▶ Supplied entries:
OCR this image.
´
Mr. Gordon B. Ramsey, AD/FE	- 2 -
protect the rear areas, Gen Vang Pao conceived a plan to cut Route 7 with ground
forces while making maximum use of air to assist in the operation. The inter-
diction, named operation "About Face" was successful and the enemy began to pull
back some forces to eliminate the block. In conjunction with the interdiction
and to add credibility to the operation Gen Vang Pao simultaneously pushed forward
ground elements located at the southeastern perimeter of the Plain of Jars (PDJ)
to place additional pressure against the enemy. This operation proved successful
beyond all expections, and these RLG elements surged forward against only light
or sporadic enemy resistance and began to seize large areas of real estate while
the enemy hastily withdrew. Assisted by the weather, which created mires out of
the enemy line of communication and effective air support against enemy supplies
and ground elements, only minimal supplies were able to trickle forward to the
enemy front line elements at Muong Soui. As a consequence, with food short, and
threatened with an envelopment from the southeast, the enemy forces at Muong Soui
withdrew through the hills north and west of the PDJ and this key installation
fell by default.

▶ Stated problem: Determine how many lines of the data contain the word "withdrew", and reply with that number only.

▶ Response: 2